# Start of Supplied records

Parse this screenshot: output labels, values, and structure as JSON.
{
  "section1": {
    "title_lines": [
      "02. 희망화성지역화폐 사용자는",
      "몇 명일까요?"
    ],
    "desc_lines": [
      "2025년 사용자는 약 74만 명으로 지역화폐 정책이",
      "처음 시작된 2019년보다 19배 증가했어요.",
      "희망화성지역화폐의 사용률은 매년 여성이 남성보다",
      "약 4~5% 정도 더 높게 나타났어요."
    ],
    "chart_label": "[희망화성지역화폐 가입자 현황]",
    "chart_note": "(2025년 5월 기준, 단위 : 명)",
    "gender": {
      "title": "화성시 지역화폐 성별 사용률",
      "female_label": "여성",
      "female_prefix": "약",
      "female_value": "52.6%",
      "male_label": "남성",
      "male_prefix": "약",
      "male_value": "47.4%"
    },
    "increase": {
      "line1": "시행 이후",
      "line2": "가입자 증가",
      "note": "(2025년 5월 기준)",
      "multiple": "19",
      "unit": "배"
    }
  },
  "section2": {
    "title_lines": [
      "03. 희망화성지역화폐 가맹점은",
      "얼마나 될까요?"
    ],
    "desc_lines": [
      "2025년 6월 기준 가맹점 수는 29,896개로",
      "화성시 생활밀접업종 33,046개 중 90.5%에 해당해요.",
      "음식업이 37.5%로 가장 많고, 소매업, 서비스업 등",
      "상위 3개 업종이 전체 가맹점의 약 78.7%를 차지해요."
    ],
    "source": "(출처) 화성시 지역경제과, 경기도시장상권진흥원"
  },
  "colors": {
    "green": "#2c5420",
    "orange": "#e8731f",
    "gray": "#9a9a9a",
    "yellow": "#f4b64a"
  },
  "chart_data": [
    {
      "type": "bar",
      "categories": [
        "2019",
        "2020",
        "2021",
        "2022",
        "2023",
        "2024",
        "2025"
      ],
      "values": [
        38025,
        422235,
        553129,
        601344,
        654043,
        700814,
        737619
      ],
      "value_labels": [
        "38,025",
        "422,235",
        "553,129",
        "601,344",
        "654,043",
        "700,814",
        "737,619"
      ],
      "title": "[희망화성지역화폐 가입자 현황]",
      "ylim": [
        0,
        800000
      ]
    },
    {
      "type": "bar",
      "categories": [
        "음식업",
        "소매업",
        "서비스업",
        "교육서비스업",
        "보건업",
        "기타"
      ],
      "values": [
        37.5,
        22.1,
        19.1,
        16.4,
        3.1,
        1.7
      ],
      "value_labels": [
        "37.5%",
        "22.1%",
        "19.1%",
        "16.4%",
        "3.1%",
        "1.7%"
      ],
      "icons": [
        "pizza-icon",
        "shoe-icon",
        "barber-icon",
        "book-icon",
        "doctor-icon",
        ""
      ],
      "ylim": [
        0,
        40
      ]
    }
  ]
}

# End of Supplied records

**What to work on**
Repeat the material from above exactly, word for word.

**Written reply**
Parse this screenshot: output labels, values, and structure as JSON.
{
  "section1": {
    "title_lines": [
      "02. 희망화성지역화폐 사용자는",
      "몇 명일까요?"
    ],
    "desc_lines": [
      "2025년 사용자는 약 74만 명으로 지역화폐 정책이",
      "처음 시작된 2019년보다 19배 증가했어요.",
      "희망화성지역화폐의 사용률은 매년 여성이 남성보다",
      "약 4~5% 정도 더 높게 나타났어요."
    ],
    "chart_label": "[희망화성지역화폐 가입자 현황]",
    "chart_note": "(2025년 5월 기준, 단위 : 명)",
    "gender": {
      "title": "화성시 지역화폐 성별 사용률",
      "female_label": "여성",
      "female_prefix": "약",
      "female_value": "52.6%",
      "male_label": "남성",
      "male_prefix": "약",
      "male_value": "47.4%"
    },
    "increase": {
      "line1": "시행 이후",
      "line2": "가입자 증가",
      "note": "(2025년 5월 기준)",
      "multiple": "19",
      "unit": "배"
    }
  },
  "section2": {
    "title_lines": [
      "03. 희망화성지역화폐 가맹점은",
      "얼마나 될까요?"
    ],
    "desc_lines": [
      "2025년 6월 기준 가맹점 수는 29,896개로",
      "화성시 생활밀접업종 33,046개 중 90.5%에 해당해요.",
      "음식업이 37.5%로 가장 많고, 소매업, 서비스업 등",
      "상위 3개 업종이 전체 가맹점의 약 78.7%를 차지해요."
    ],
    "source": "(출처) 화성시 지역경제과, 경기도시장상권진흥원"
  },
  "colors": {
    "green": "#2c5420",
    "orange": "#e8731f",
    "gray": "#9a9a9a",
    "yellow": "#f4b64a"
  },
  "chart_data": [
    {
      "type": "bar",
      "categories": [
        "2019",
        "2020",
        "2021",
        "2022",
        "2023",
        "2024",
        "2025"
      ],
      "values": [
        38025,
        422235,
        553129,
        601344,
        654043,
        700814,
        737619
      ],
      "value_labels": [
        "38,025",
        "422,235",
        "553,129",
        "601,344",
        "654,043",
        "700,814",
        "737,619"
      ],
      "title": "[희망화성지역화폐 가입자 현황]",
      "ylim": [
        0,
        800000
      ]
    },
    {
      "type": "bar",
      "categories": [
        "음식업",
        "소매업",
        "서비스업",
        "교육서비스업",
        "보건업",
        "기타"
      ],
      "values": [
        37.5,
        22.1,
        19.1,
        16.4,
        3.1,
        1.7
      ],
      "value_labels": [
        "37.5%",
        "22.1%",
        "19.1%",
        "16.4%",
        "3.1%",
        "1.7%"
      ],
      "icons": [
        "pizza-icon",
        "shoe-icon",
        "barber-icon",
        "book-icon",
        "doctor-icon",
        ""
      ],
      "ylim": [
        0,
        40
      ]
    }
  ]
}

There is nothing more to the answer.